## start
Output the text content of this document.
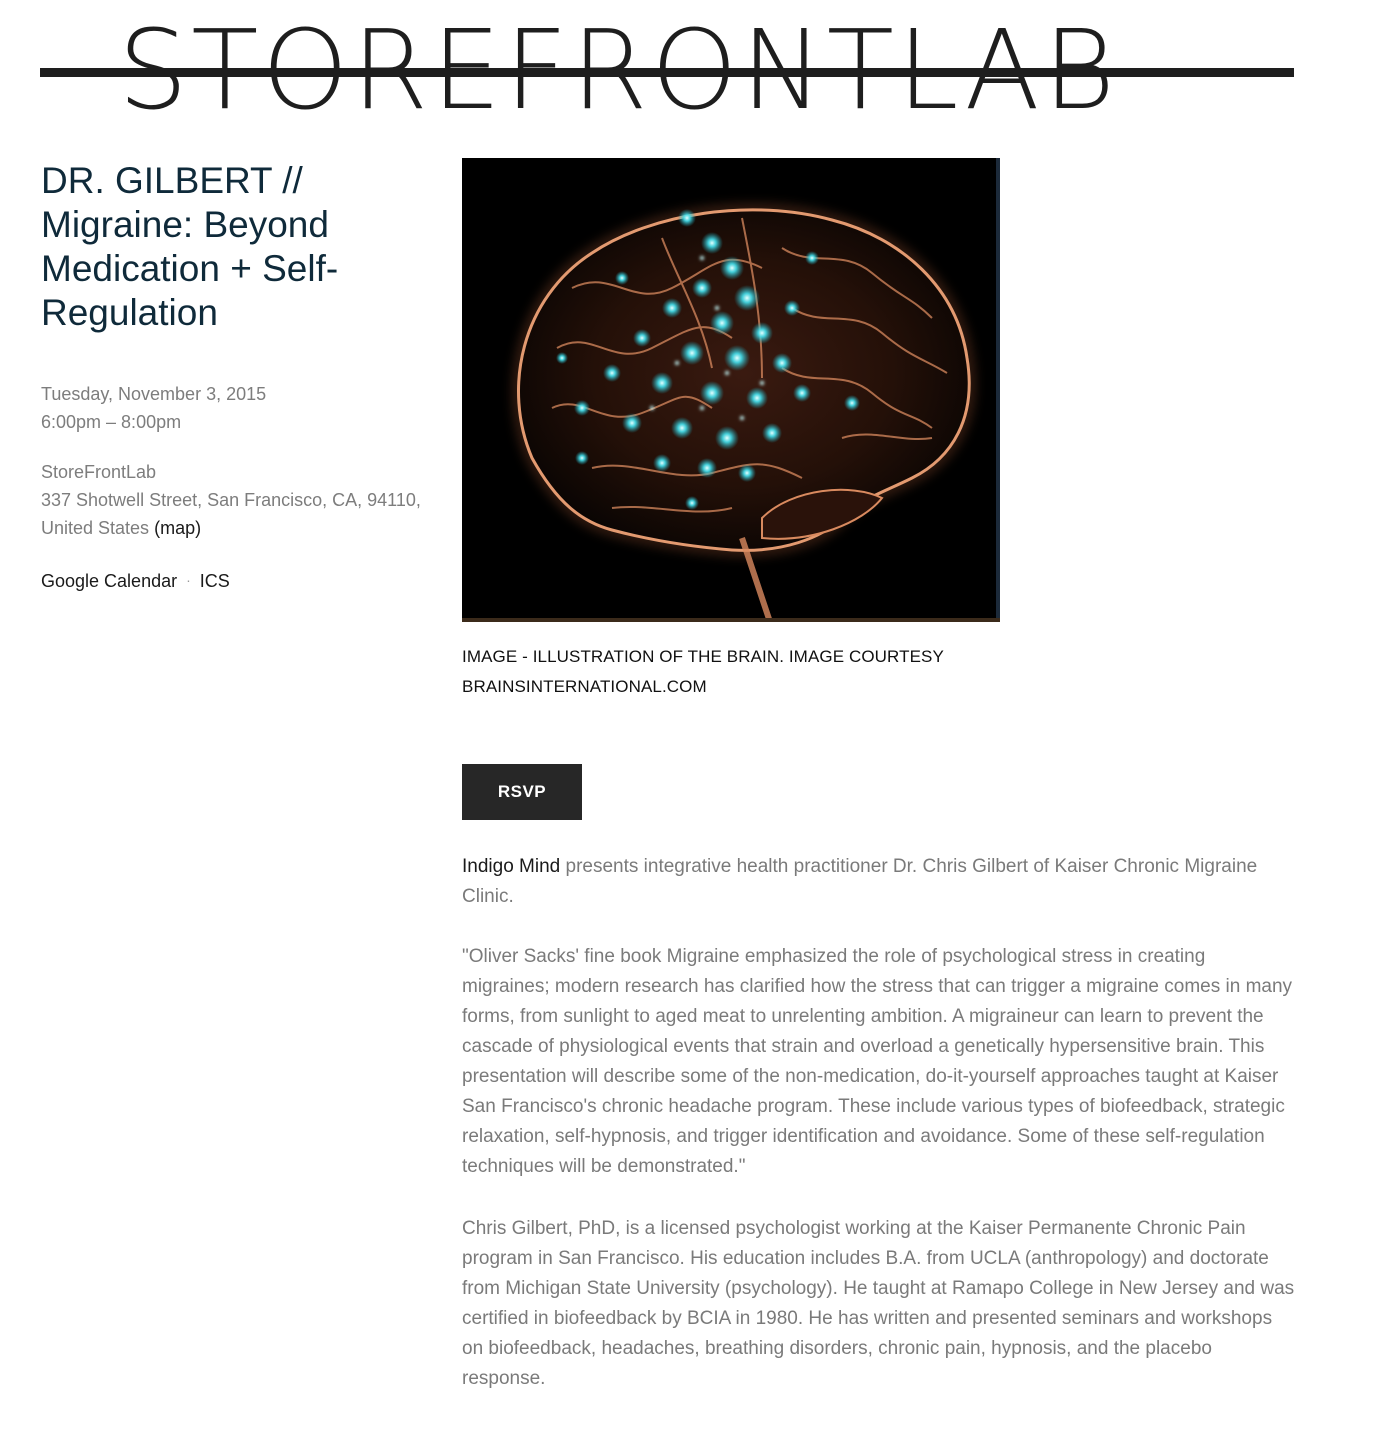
STOREFRONTLAB
DR. GILBERT // Migraine: Beyond Medication + Self-Regulation
Tuesday, November 3, 2015
6:00pm – 8:00pm
StoreFrontLab
337 Shotwell Street, San Francisco, CA, 94110,
United States (map)
Google Calendar · ICS
IMAGE - ILLUSTRATION OF THE BRAIN. IMAGE COURTESY BRAINSINTERNATIONAL.COM
RSVP

Indigo Mind presents integrative health practitioner Dr. Chris Gilbert of Kaiser Chronic Migraine Clinic.

"Oliver Sacks' fine book Migraine emphasized the role of psychological stress in creating migraines; modern research has clarified how the stress that can trigger a migraine comes in many forms, from sunlight to aged meat to unrelenting ambition. A migraineur can learn to prevent the cascade of physiological events that strain and overload a genetically hypersensitive brain. This presentation will describe some of the non-medication, do-it-yourself approaches taught at Kaiser San Francisco's chronic headache program. These include various types of biofeedback, strategic relaxation, self-hypnosis, and trigger identification and avoidance. Some of these self-regulation techniques will be demonstrated."

Chris Gilbert, PhD, is a licensed psychologist working at the Kaiser Permanente Chronic Pain program in San Francisco. His education includes B.A. from UCLA (anthropology) and doctorate from Michigan State University (psychology). He taught at Ramapo College in New Jersey and was certified in biofeedback by BCIA in 1980. He has written and presented seminars and workshops on biofeedback, headaches, breathing disorders, chronic pain, hypnosis, and the placebo response.
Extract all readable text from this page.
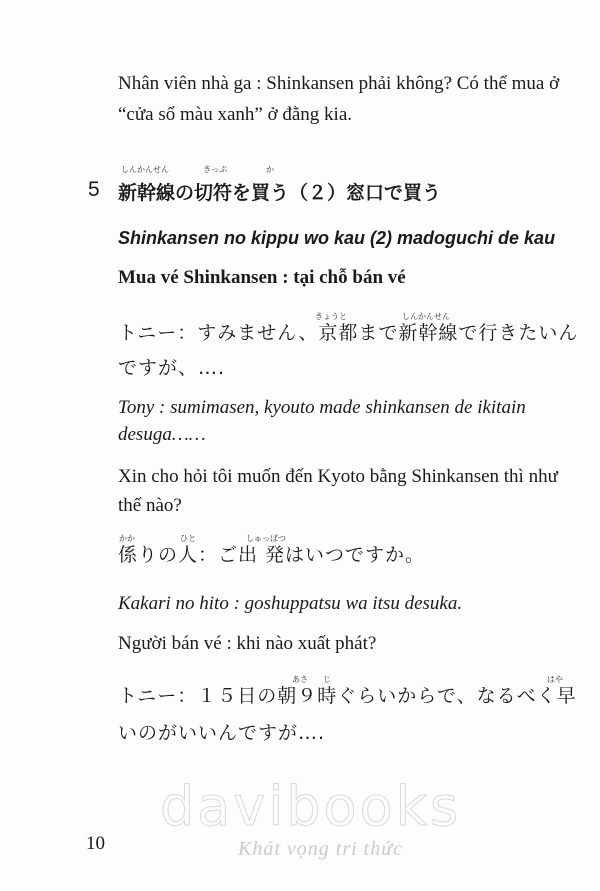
Nhân viên nhà ga : Shinkansen phải không? Có thể mua ở
“cửa sổ màu xanh” ở đằng kia.
しんかんせん	きっぷ	か
5 新幹線の切符を買う（２）窓口で買う
Shinkansen no kippu wo kau (2) madoguchi de kau
Mua vé Shinkansen : tại chỗ bán vé
きょうと	しんかんせん
トニー：すみません、京都まで新幹線で行きたいん
ですが、….
Tony : sumimasen, kyouto made shinkansen de ikitain
desuga……
Xin cho hỏi tôi muốn đến Kyoto bằng Shinkansen thì như
thế nào?
かか	ひと	しゅっぱつ
係りの人：ご出 発はいつですか。
Kakari no hito : goshuppatsu wa itsu desuka.
Người bán vé : khi nào xuất phát?
あさ じ	はや
トニー：１５日の朝９時ぐらいからで、なるべく早
いのがいいんですが….
davibooks
Khát vọng tri thức
10
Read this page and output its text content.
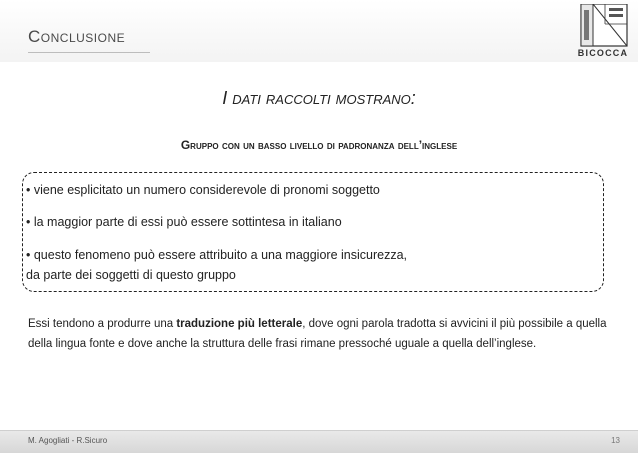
Conclusione
BICOCCA
I dati raccolti mostrano:
Gruppo con un basso livello di padronanza dell’inglese
• viene esplicitato un numero considerevole di pronomi soggetto
• la maggior parte di essi può essere sottintesa in italiano
• questo fenomeno può essere attribuito a una maggiore insicurezza,
da parte dei soggetti di questo gruppo
Essi tendono a produrre una traduzione più letterale, dove ogni parola tradotta si avvicini il più possibile a quella della lingua fonte e dove anche la struttura delle frasi rimane pressoché uguale a quella dell’inglese.
M. Agogliati - R.Sicuro	13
## end
### What to work on
Copy the material above exactly and drop the pictures.

### Written response
Output the text content of this document.
STOREFRONTLAB
DR. GILBERT // Migraine: Beyond Medication + Self-Regulation
Tuesday, November 3, 2015
6:00pm – 8:00pm
StoreFrontLab
337 Shotwell Street, San Francisco, CA, 94110,
United States (map)
Google Calendar · ICS
IMAGE - ILLUSTRATION OF THE BRAIN. IMAGE COURTESY BRAINSINTERNATIONAL.COM
RSVP

Indigo Mind presents integrative health practitioner Dr. Chris Gilbert of Kaiser Chronic Migraine Clinic.

"Oliver Sacks' fine book Migraine emphasized the role of psychological stress in creating migraines; modern research has clarified how the stress that can trigger a migraine comes in many forms, from sunlight to aged meat to unrelenting ambition. A migraineur can learn to prevent the cascade of physiological events that strain and overload a genetically hypersensitive brain. This presentation will describe some of the non-medication, do-it-yourself approaches taught at Kaiser San Francisco's chronic headache program. These include various types of biofeedback, strategic relaxation, self-hypnosis, and trigger identification and avoidance. Some of these self-regulation techniques will be demonstrated."

Chris Gilbert, PhD, is a licensed psychologist working at the Kaiser Permanente Chronic Pain program in San Francisco. His education includes B.A. from UCLA (anthropology) and doctorate from Michigan State University (psychology). He taught at Ramapo College in New Jersey and was certified in biofeedback by BCIA in 1980. He has written and presented seminars and workshops on biofeedback, headaches, breathing disorders, chronic pain, hypnosis, and the placebo response.
Extract all readable text from this page.
Nhân viên nhà ga : Shinkansen phải không? Có thể mua ở
“cửa sổ màu xanh” ở đằng kia.
しんかんせん	きっぷ	か
5 新幹線の切符を買う（２）窓口で買う
Shinkansen no kippu wo kau (2) madoguchi de kau
Mua vé Shinkansen : tại chỗ bán vé
きょうと	しんかんせん
トニー：すみません、京都まで新幹線で行きたいん
ですが、….
Tony : sumimasen, kyouto made shinkansen de ikitain
desuga……
Xin cho hỏi tôi muốn đến Kyoto bằng Shinkansen thì như
thế nào?
かか	ひと	しゅっぱつ
係りの人：ご出 発はいつですか。
Kakari no hito : goshuppatsu wa itsu desuka.
Người bán vé : khi nào xuất phát?
あさ じ	はや
トニー：１５日の朝９時ぐらいからで、なるべく早
いのがいいんですが….
davibooks
Khát vọng tri thức
10
Read this page and output its text content.
Conclusione
BICOCCA
I dati raccolti mostrano:
Gruppo con un basso livello di padronanza dell’inglese
• viene esplicitato un numero considerevole di pronomi soggetto
• la maggior parte di essi può essere sottintesa in italiano
• questo fenomeno può essere attribuito a una maggiore insicurezza,
da parte dei soggetti di questo gruppo
Essi tendono a produrre una traduzione più letterale, dove ogni parola tradotta si avvicini il più possibile a quella della lingua fonte e dove anche la struttura delle frasi rimane pressoché uguale a quella dell’inglese.
M. Agogliati - R.Sicuro	13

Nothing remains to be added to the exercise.